===== Data provided
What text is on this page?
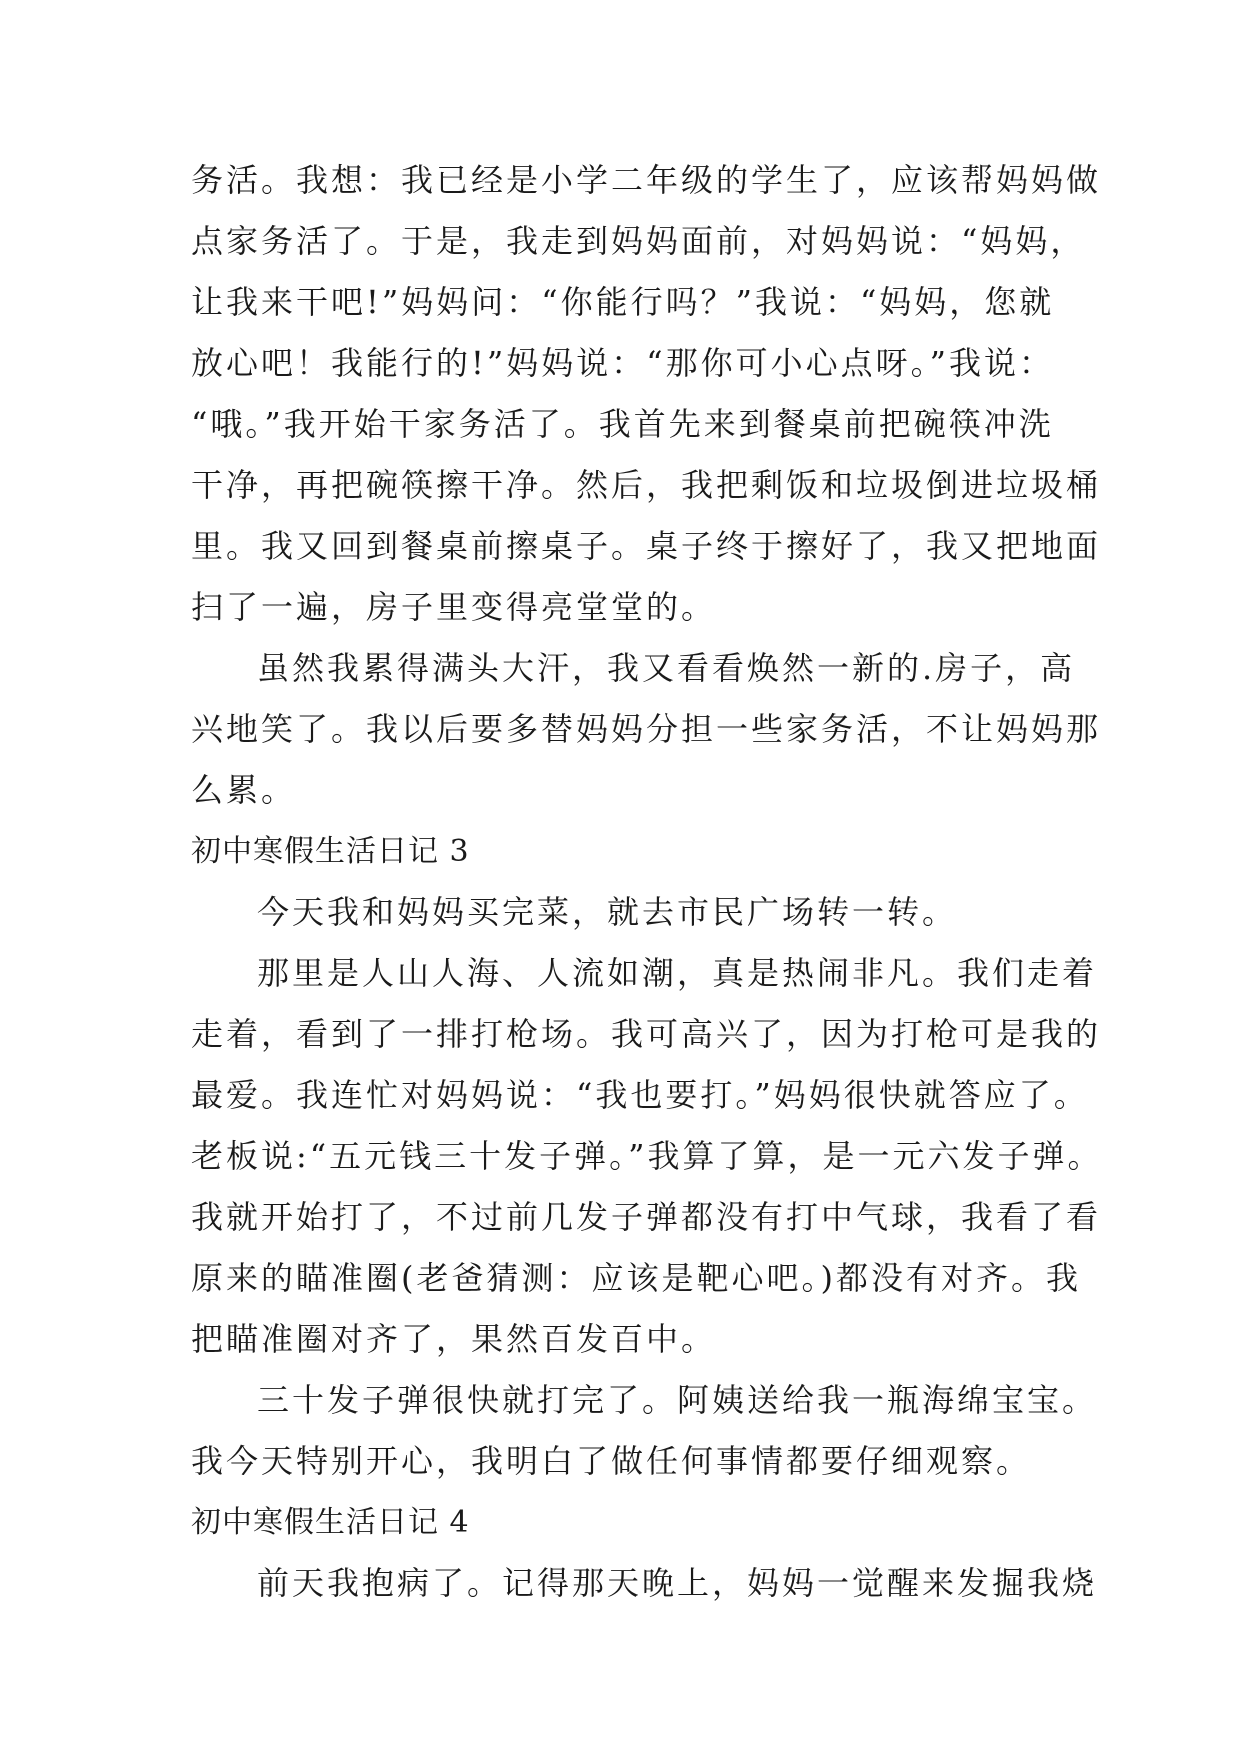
务活。我想：我已经是小学二年级的学生了，应该帮妈妈做
点家务活了。于是，我走到妈妈面前，对妈妈说：“妈妈，
让我来干吧!”妈妈问：“你能行吗？”我说：“妈妈，您就
放心吧！我能行的!”妈妈说：“那你可小心点呀。”我说：
“哦。”我开始干家务活了。我首先来到餐桌前把碗筷冲洗
干净，再把碗筷擦干净。然后，我把剩饭和垃圾倒进垃圾桶
里。我又回到餐桌前擦桌子。桌子终于擦好了，我又把地面
扫了一遍，房子里变得亮堂堂的。
虽然我累得满头大汗，我又看看焕然一新的.房子，高
兴地笑了。我以后要多替妈妈分担一些家务活，不让妈妈那
么累。
初中寒假生活日记 3
今天我和妈妈买完菜，就去市民广场转一转。
那里是人山人海、人流如潮，真是热闹非凡。我们走着
走着，看到了一排打枪场。我可高兴了，因为打枪可是我的
最爱。我连忙对妈妈说：“我也要打。”妈妈很快就答应了。
老板说:“五元钱三十发子弹。”我算了算，是一元六发子弹。
我就开始打了，不过前几发子弹都没有打中气球，我看了看
原来的瞄准圈(老爸猜测：应该是靶心吧。)都没有对齐。我
把瞄准圈对齐了，果然百发百中。
三十发子弹很快就打完了。阿姨送给我一瓶海绵宝宝。
我今天特别开心，我明白了做任何事情都要仔细观察。
初中寒假生活日记 4
前天我抱病了。记得那天晚上，妈妈一觉醒来发掘我烧
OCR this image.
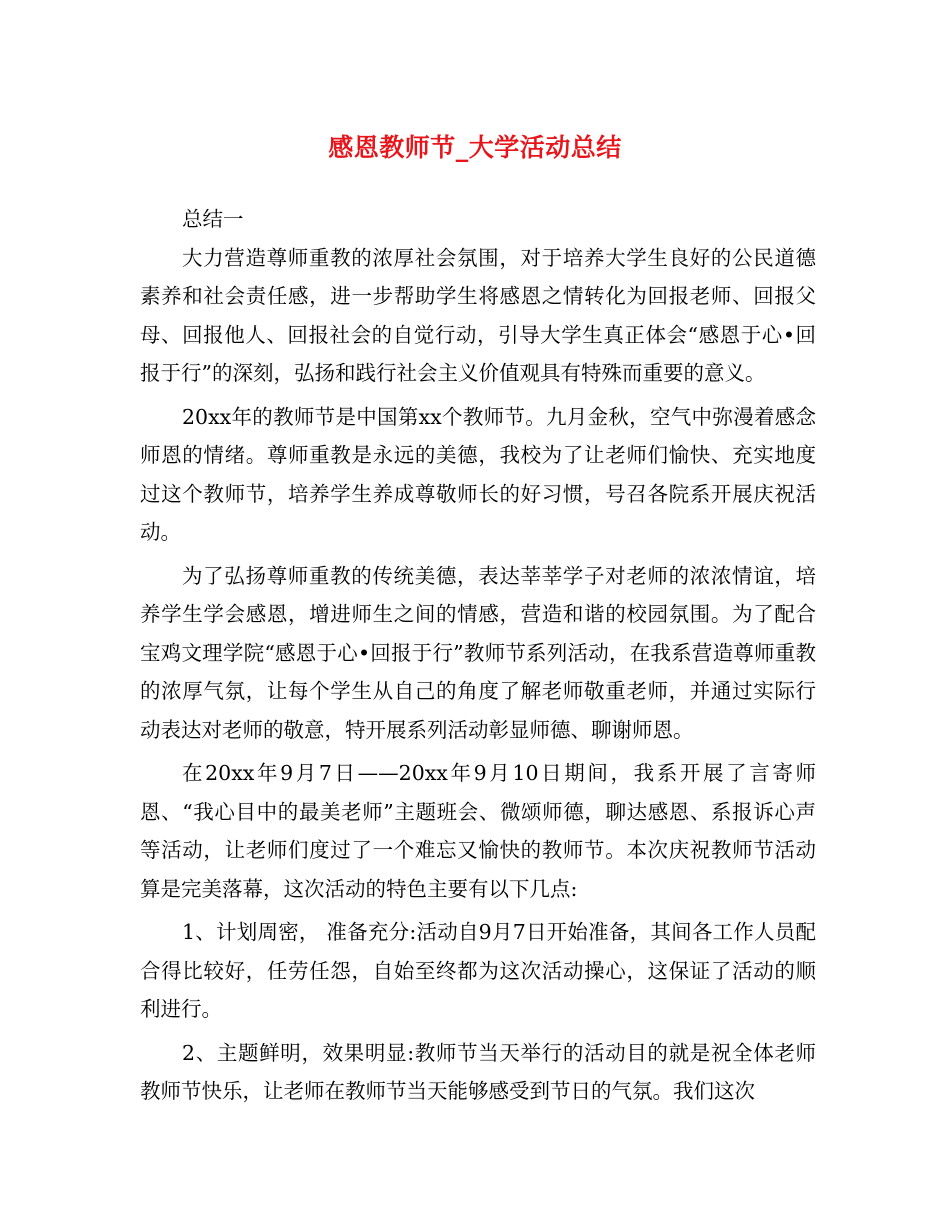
感恩教师节_大学活动总结

总结一

大力营造尊师重教的浓厚社会氛围，对于培养大学生良好的公民道德素养和社会责任感，进一步帮助学生将感恩之情转化为回报老师、回报父母、回报他人、回报社会的自觉行动，引导大学生真正体会“感恩于心•回报于行”的深刻，弘扬和践行社会主义价值观具有特殊而重要的意义。

20xx年的教师节是中国第xx个教师节。九月金秋，空气中弥漫着感念师恩的情绪。尊师重教是永远的美德，我校为了让老师们愉快、充实地度过这个教师节，培养学生养成尊敬师长的好习惯，号召各院系开展庆祝活动。

为了弘扬尊师重教的传统美德，表达莘莘学子对老师的浓浓情谊，培养学生学会感恩，增进师生之间的情感，营造和谐的校园氛围。为了配合宝鸡文理学院“感恩于心•回报于行”教师节系列活动，在我系营造尊师重教的浓厚气氛，让每个学生从自己的角度了解老师敬重老师，并通过实际行动表达对老师的敬意，特开展系列活动彰显师德、聊谢师恩。

在20xx年9月7日——20xx年9月10日期间，我系开展了言寄师恩、“我心目中的最美老师”主题班会、微颂师德，聊达感恩、系报诉心声等活动，让老师们度过了一个难忘又愉快的教师节。本次庆祝教师节活动算是完美落幕，这次活动的特色主要有以下几点:

1、计划周密， 准备充分:活动自9月7日开始准备，其间各工作人员配合得比较好，任劳任怨，自始至终都为这次活动操心，这保证了活动的顺利进行。

2、主题鲜明，效果明显:教师节当天举行的活动目的就是祝全体老师教师节快乐，让老师在教师节当天能够感受到节日的气氛。我们这次
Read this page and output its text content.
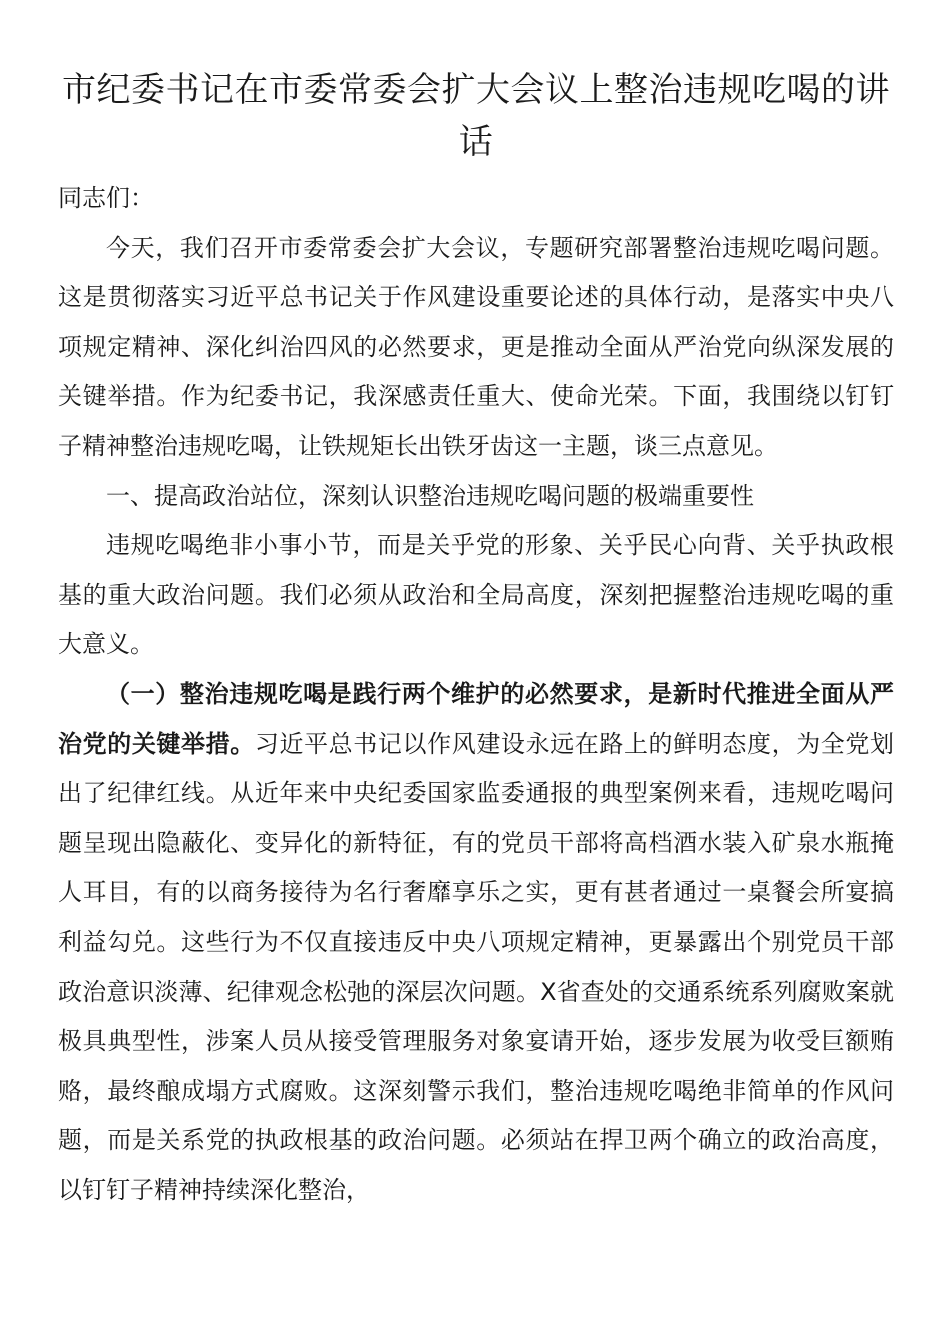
市纪委书记在市委常委会扩大会议上整治违规吃喝的讲话

同志们：

今天，我们召开市委常委会扩大会议，专题研究部署整治违规吃喝问题。这是贯彻落实习近平总书记关于作风建设重要论述的具体行动，是落实中央八项规定精神、深化纠治四风的必然要求，更是推动全面从严治党向纵深发展的关键举措。作为纪委书记，我深感责任重大、使命光荣。下面，我围绕以钉钉子精神整治违规吃喝，让铁规矩长出铁牙齿这一主题，谈三点意见。

一、提高政治站位，深刻认识整治违规吃喝问题的极端重要性

违规吃喝绝非小事小节，而是关乎党的形象、关乎民心向背、关乎执政根基的重大政治问题。我们必须从政治和全局高度，深刻把握整治违规吃喝的重大意义。

（一）整治违规吃喝是践行两个维护的必然要求，是新时代推进全面从严治党的关键举措。习近平总书记以作风建设永远在路上的鲜明态度，为全党划出了纪律红线。从近年来中央纪委国家监委通报的典型案例来看，违规吃喝问题呈现出隐蔽化、变异化的新特征，有的党员干部将高档酒水装入矿泉水瓶掩人耳目，有的以商务接待为名行奢靡享乐之实，更有甚者通过一桌餐会所宴搞利益勾兑。这些行为不仅直接违反中央八项规定精神，更暴露出个别党员干部政治意识淡薄、纪律观念松弛的深层次问题。X省查处的交通系统系列腐败案就极具典型性，涉案人员从接受管理服务对象宴请开始，逐步发展为收受巨额贿赂，最终酿成塌方式腐败。这深刻警示我们，整治违规吃喝绝非简单的作风问题，而是关系党的执政根基的政治问题。必须站在捍卫两个确立的政治高度，以钉钉子精神持续深化整治，
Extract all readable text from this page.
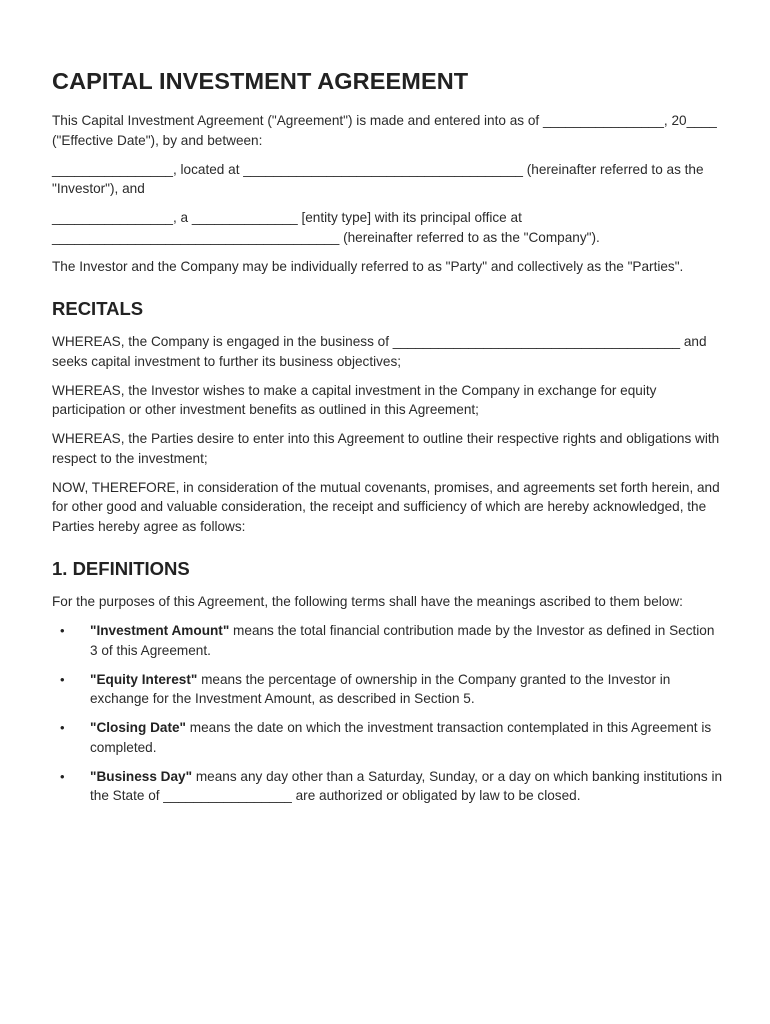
CAPITAL INVESTMENT AGREEMENT

This Capital Investment Agreement ("Agreement") is made and entered into as of ________________, 20____ ("Effective Date"), by and between:

________________, located at _____________________________________ (hereinafter referred to as the "Investor"), and

________________, a ______________ [entity type] with its principal office at ______________________________________ (hereinafter referred to as the "Company").

The Investor and the Company may be individually referred to as "Party" and collectively as the "Parties".

RECITALS

WHEREAS, the Company is engaged in the business of ______________________________________ and seeks capital investment to further its business objectives;

WHEREAS, the Investor wishes to make a capital investment in the Company in exchange for equity participation or other investment benefits as outlined in this Agreement;

WHEREAS, the Parties desire to enter into this Agreement to outline their respective rights and obligations with respect to the investment;

NOW, THEREFORE, in consideration of the mutual covenants, promises, and agreements set forth herein, and for other good and valuable consideration, the receipt and sufficiency of which are hereby acknowledged, the Parties hereby agree as follows:

1. DEFINITIONS

For the purposes of this Agreement, the following terms shall have the meanings ascribed to them below:

• "Investment Amount" means the total financial contribution made by the Investor as defined in Section 3 of this Agreement.
• "Equity Interest" means the percentage of ownership in the Company granted to the Investor in exchange for the Investment Amount, as described in Section 5.
• "Closing Date" means the date on which the investment transaction contemplated in this Agreement is completed.
• "Business Day" means any day other than a Saturday, Sunday, or a day on which banking institutions in the State of _________________ are authorized or obligated by law to be closed.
==========
Written task
Using the data above, copy each line that contains "Investor".

Answer to the exercise
________________, located at _____________________________________ (hereinafter referred to as the "Investor"), and
The Investor and the Company may be individually referred to as "Party" and collectively as the "Parties".
WHEREAS, the Investor wishes to make a capital investment in the Company in exchange for equity participation or other investment benefits as outlined in this Agreement;
• "Investment Amount" means the total financial contribution made by the Investor as defined in Section 3 of this Agreement.
• "Equity Interest" means the percentage of ownership in the Company granted to the Investor in exchange for the Investment Amount, as described in Section 5.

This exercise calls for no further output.